• PROVIDED INFORMATION:
▽

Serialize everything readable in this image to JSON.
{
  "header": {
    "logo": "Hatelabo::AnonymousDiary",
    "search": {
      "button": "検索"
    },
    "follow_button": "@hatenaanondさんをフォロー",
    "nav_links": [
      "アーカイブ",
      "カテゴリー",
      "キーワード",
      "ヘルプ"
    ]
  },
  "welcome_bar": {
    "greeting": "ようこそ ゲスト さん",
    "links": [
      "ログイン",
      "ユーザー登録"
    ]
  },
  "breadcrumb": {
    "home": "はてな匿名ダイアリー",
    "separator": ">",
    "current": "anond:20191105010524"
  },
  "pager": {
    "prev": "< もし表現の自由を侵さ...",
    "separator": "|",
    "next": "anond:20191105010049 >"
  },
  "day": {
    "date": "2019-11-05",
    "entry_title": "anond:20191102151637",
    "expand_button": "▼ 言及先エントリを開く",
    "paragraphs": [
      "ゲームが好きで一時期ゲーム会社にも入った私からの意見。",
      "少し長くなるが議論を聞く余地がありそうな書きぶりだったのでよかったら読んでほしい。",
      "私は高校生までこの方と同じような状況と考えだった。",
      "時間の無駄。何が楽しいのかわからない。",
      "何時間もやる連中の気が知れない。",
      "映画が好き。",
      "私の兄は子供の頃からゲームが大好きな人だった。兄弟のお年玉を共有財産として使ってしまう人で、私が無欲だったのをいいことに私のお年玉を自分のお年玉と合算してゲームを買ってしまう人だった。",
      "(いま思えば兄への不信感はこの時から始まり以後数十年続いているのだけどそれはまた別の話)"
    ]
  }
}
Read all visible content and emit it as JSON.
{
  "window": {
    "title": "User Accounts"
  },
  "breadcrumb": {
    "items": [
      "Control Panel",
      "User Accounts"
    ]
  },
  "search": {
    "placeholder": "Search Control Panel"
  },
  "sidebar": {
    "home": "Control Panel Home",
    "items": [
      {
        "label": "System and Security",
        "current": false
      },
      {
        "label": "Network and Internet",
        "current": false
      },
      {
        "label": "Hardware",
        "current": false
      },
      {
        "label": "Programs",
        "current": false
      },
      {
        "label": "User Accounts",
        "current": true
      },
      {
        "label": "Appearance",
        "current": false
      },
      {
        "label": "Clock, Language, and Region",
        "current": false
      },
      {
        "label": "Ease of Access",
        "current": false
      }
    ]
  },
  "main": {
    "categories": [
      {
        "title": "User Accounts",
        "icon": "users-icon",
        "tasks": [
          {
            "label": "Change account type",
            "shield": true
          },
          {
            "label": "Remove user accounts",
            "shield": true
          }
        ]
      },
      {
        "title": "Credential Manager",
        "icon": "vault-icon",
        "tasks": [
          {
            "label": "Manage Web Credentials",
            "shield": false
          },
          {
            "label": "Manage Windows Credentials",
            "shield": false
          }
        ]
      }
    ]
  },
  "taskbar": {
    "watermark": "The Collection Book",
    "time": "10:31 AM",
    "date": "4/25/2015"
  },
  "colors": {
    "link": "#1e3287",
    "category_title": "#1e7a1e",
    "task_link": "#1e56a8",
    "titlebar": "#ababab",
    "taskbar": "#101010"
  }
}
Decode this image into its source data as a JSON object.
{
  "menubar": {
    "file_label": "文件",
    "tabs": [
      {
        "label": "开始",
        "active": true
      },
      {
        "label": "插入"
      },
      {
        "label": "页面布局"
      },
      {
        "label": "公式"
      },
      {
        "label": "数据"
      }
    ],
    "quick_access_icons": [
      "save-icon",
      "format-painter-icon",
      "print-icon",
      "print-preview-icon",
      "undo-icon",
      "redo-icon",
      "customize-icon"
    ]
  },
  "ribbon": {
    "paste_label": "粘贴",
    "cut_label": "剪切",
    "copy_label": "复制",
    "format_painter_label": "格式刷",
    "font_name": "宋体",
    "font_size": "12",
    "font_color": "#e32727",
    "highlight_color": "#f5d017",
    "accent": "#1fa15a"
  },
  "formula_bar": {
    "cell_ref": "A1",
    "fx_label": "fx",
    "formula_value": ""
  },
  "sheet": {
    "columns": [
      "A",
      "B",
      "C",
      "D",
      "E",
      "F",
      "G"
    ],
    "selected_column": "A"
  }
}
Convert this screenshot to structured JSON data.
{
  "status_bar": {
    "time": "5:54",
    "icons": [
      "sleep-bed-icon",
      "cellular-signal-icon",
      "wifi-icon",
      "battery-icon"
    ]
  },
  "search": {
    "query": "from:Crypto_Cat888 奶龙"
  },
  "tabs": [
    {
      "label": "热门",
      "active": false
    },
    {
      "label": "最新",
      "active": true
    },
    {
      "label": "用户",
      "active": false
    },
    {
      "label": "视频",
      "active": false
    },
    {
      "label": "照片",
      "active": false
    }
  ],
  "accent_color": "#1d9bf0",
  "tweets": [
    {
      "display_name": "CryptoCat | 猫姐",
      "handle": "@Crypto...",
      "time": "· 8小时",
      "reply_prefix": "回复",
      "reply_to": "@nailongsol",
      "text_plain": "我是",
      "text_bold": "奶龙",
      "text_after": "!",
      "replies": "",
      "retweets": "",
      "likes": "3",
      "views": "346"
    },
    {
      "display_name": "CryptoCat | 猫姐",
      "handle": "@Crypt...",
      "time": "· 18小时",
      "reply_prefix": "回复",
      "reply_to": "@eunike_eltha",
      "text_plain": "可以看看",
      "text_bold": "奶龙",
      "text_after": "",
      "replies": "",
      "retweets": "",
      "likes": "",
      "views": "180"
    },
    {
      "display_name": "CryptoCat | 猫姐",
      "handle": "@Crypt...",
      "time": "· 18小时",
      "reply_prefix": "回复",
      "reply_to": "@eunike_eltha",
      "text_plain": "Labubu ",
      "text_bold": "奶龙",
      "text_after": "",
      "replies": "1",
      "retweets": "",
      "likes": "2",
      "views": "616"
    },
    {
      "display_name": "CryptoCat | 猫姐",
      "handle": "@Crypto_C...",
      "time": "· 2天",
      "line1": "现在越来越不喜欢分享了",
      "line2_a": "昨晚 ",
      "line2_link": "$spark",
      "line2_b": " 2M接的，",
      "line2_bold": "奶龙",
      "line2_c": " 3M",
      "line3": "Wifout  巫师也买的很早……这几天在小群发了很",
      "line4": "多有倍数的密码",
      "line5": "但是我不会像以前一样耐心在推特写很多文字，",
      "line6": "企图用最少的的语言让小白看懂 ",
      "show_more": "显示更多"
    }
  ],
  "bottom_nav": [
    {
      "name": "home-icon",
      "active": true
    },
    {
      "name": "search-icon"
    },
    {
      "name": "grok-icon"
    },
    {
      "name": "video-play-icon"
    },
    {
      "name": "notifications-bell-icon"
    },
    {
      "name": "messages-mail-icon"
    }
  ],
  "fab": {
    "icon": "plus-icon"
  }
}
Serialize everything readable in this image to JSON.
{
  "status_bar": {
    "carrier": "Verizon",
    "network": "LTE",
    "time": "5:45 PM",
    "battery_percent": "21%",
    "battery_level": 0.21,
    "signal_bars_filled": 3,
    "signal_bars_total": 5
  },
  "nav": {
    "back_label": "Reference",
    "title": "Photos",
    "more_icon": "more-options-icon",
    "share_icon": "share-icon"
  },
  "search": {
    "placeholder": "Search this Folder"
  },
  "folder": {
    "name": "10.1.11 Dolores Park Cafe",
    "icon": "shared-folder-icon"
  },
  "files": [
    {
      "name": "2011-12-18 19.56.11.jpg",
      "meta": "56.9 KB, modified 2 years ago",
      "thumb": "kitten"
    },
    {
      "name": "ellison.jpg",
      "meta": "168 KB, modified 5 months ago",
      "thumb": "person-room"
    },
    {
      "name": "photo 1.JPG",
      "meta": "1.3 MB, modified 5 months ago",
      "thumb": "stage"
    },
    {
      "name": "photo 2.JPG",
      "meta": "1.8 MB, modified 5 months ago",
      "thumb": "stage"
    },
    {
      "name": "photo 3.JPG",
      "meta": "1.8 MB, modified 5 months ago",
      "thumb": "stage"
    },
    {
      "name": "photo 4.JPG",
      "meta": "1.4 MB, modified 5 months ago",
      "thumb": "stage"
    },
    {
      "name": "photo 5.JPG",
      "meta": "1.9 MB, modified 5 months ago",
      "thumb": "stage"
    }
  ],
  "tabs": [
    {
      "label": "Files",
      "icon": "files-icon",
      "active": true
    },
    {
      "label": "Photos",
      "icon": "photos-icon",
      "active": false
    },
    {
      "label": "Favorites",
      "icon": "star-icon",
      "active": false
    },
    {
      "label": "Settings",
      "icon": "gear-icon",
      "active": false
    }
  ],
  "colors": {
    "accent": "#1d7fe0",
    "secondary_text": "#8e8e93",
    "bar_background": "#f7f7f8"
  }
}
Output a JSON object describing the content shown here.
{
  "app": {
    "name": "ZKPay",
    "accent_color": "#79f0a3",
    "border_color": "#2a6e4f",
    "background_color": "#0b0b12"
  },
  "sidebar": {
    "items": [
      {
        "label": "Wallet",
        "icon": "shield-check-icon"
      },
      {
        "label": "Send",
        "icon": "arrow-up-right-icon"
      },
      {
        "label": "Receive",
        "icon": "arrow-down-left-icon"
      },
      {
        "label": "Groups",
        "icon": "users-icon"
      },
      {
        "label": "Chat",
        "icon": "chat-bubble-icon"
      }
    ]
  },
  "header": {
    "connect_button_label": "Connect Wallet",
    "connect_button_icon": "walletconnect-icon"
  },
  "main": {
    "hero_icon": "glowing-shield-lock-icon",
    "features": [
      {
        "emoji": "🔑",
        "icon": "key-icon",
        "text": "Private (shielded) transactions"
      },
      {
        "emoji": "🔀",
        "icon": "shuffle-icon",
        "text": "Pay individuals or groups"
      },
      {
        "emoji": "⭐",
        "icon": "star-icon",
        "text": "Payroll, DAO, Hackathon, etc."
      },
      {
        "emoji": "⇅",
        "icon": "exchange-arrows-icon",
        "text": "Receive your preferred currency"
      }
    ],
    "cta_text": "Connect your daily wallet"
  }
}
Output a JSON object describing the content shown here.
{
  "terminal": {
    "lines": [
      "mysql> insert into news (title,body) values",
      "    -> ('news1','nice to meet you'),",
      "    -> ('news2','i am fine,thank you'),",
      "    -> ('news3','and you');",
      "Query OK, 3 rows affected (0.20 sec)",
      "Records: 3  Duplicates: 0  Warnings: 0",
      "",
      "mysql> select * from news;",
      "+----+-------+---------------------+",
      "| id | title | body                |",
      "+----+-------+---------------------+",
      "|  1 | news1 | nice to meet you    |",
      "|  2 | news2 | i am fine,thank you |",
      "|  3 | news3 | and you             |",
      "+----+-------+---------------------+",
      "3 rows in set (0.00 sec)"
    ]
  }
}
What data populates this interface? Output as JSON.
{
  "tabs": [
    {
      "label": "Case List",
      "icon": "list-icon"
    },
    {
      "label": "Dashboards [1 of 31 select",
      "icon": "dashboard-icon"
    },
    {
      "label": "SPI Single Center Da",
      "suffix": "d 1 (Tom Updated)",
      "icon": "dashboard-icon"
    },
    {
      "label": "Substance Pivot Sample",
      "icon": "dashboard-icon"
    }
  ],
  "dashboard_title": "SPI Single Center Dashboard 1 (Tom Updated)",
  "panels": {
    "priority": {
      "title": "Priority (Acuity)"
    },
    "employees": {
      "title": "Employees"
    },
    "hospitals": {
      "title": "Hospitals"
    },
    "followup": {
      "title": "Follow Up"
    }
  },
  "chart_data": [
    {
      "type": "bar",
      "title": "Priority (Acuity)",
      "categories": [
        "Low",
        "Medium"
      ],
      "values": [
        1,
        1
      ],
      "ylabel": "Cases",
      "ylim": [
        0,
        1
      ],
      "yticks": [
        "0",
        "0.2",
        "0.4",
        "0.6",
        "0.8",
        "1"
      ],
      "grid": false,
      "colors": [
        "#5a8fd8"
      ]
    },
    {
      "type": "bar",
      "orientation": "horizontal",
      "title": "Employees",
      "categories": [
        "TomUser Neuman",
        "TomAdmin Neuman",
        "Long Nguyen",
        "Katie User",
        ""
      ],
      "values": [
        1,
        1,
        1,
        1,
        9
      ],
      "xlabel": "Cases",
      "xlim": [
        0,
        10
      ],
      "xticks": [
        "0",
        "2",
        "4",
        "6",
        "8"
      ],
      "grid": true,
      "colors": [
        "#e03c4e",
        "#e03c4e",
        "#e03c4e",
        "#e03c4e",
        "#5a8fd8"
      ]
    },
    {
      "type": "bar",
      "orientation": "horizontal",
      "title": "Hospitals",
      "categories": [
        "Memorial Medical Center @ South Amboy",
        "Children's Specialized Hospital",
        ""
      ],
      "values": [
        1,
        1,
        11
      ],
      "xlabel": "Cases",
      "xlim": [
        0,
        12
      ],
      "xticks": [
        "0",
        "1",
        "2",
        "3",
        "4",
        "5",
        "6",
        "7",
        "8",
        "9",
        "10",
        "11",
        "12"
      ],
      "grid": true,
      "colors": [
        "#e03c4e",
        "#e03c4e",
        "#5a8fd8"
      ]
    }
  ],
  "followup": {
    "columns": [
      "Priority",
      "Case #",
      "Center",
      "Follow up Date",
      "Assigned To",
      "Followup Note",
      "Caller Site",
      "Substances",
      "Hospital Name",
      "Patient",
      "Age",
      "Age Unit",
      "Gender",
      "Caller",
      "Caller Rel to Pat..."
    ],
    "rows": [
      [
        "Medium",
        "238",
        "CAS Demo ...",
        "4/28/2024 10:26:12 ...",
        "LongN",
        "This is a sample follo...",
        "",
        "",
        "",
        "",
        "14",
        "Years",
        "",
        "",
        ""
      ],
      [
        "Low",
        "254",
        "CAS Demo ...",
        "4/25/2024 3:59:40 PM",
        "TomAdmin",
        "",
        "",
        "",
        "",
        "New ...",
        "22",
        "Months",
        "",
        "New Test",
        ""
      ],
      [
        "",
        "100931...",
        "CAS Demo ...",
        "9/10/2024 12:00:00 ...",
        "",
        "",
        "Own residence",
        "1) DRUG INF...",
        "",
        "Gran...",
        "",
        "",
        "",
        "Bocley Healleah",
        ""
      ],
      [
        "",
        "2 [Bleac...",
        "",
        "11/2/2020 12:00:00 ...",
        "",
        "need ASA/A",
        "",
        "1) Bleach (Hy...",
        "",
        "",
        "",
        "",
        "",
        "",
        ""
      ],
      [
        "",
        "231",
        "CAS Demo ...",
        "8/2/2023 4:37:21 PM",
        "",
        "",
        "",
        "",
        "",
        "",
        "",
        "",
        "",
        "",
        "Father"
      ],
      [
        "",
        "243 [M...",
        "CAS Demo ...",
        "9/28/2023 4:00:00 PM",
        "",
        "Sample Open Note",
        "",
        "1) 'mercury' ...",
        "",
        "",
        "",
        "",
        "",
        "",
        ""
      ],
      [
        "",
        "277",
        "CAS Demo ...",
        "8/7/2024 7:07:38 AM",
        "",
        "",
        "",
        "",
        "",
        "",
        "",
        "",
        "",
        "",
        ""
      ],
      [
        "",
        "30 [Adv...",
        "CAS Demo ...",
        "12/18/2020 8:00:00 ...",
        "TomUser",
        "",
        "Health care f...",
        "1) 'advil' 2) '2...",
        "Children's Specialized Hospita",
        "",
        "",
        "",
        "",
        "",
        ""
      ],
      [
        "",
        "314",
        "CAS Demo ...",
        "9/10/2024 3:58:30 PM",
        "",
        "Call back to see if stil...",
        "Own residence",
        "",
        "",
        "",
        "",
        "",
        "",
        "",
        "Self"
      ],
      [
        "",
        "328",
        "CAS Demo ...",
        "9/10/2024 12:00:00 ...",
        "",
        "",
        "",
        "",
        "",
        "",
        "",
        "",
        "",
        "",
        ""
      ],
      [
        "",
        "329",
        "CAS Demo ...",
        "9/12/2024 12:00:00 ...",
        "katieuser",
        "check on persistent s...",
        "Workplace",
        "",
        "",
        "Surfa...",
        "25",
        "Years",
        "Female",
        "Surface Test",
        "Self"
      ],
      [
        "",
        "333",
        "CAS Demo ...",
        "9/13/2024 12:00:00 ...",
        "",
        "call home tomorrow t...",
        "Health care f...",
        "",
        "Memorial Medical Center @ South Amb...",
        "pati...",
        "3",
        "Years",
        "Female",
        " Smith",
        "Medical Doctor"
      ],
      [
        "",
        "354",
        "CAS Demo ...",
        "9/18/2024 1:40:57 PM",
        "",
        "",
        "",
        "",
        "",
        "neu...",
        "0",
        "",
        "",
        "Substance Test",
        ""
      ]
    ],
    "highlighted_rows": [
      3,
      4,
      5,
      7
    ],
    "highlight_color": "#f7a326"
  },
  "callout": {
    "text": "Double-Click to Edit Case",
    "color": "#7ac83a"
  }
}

△

Isolate each line of the listing above that includes "Acuity". Copy it.

      "title": "Priority (Acuity)"
      "title": "Priority (Acuity)",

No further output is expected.